PROVIDED DATA ▸

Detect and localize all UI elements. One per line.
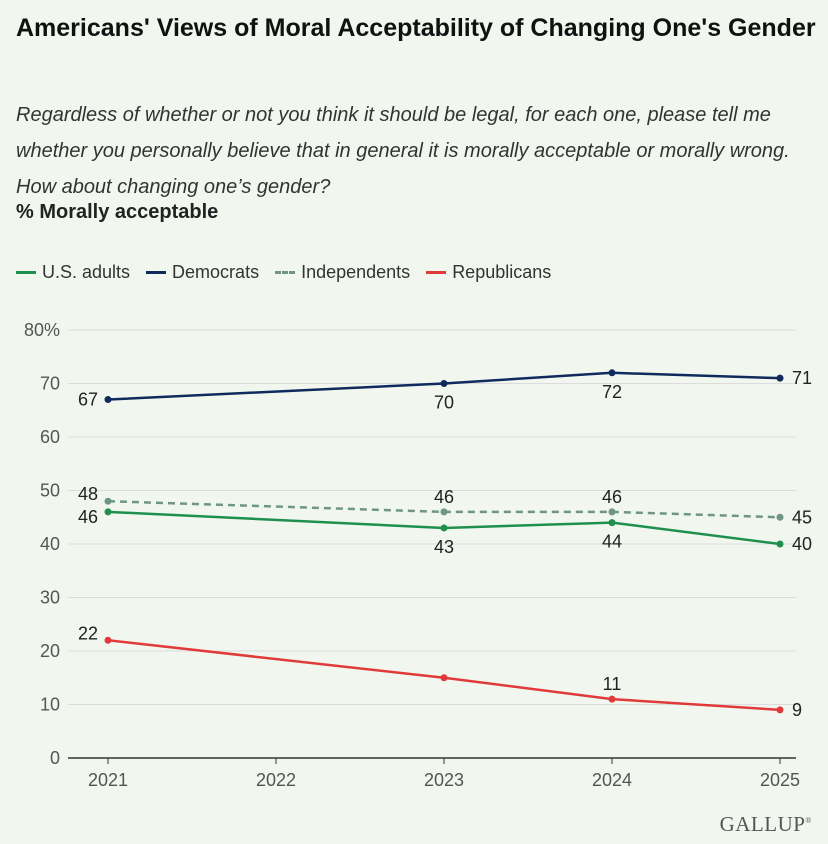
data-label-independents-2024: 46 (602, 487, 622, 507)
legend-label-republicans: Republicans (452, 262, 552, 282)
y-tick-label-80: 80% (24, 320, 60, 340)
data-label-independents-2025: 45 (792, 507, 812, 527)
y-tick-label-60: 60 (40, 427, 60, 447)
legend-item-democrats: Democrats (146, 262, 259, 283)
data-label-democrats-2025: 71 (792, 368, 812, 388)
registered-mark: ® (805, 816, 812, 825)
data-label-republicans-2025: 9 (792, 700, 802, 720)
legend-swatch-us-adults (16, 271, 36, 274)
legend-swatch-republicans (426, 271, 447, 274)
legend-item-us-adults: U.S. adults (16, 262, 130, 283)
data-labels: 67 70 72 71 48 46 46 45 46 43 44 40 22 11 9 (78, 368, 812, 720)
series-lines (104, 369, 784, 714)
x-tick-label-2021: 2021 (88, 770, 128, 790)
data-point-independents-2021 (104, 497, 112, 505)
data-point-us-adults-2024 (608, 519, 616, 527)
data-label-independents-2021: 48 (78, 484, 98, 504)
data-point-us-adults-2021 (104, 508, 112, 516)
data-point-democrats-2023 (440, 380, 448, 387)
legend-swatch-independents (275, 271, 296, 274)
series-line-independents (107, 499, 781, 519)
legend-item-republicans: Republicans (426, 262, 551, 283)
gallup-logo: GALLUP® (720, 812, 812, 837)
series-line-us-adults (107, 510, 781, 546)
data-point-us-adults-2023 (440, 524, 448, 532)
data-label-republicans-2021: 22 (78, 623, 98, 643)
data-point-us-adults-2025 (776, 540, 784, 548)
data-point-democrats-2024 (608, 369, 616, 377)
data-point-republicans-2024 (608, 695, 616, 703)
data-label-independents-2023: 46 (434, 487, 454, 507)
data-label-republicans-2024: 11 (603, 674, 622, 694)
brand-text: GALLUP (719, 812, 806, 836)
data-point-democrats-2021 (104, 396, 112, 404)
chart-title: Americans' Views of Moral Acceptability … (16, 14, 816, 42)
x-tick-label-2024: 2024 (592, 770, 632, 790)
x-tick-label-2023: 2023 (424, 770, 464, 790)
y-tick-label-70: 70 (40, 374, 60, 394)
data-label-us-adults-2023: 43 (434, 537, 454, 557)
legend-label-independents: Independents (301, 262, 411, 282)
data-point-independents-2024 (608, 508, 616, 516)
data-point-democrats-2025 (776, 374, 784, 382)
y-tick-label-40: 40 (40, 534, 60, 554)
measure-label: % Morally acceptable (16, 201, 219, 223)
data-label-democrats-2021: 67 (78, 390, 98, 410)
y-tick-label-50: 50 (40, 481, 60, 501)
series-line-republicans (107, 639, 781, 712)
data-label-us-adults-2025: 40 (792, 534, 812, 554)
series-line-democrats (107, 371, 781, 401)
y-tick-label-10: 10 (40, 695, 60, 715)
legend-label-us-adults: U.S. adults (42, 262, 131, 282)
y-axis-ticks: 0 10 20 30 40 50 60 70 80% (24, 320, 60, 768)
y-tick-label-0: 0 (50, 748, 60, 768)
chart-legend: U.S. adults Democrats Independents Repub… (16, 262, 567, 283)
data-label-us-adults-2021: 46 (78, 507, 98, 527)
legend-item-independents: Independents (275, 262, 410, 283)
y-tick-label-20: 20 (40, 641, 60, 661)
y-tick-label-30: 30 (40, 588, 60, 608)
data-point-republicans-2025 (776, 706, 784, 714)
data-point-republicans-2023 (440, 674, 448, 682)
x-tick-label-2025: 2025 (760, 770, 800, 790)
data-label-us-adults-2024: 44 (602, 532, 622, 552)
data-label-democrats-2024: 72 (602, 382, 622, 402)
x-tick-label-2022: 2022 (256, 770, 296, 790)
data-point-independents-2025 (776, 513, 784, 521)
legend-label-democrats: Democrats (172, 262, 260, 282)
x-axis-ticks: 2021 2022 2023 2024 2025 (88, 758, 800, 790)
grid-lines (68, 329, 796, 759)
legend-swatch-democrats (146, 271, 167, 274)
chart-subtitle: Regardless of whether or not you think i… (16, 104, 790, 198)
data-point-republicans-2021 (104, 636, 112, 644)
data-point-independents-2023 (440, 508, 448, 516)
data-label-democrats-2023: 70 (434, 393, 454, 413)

GIVEN INSTRUCTION ▸
Copy the rows above verbatim, starting at the line containing "data-label-independents-2024: 46 (602, 487, 622, 507)" and ending with the line containing "legend-item-democrats: Democrats (146, 262, 259, 283)", both included.

TASK RESPONSE ▸
data-label-independents-2024: 46 (602, 487, 622, 507)
legend-label-republicans: Republicans (452, 262, 552, 282)
y-tick-label-80: 80% (24, 320, 60, 340)
data-label-independents-2025: 45 (792, 507, 812, 527)
y-tick-label-60: 60 (40, 427, 60, 447)
legend-item-democrats: Democrats (146, 262, 259, 283)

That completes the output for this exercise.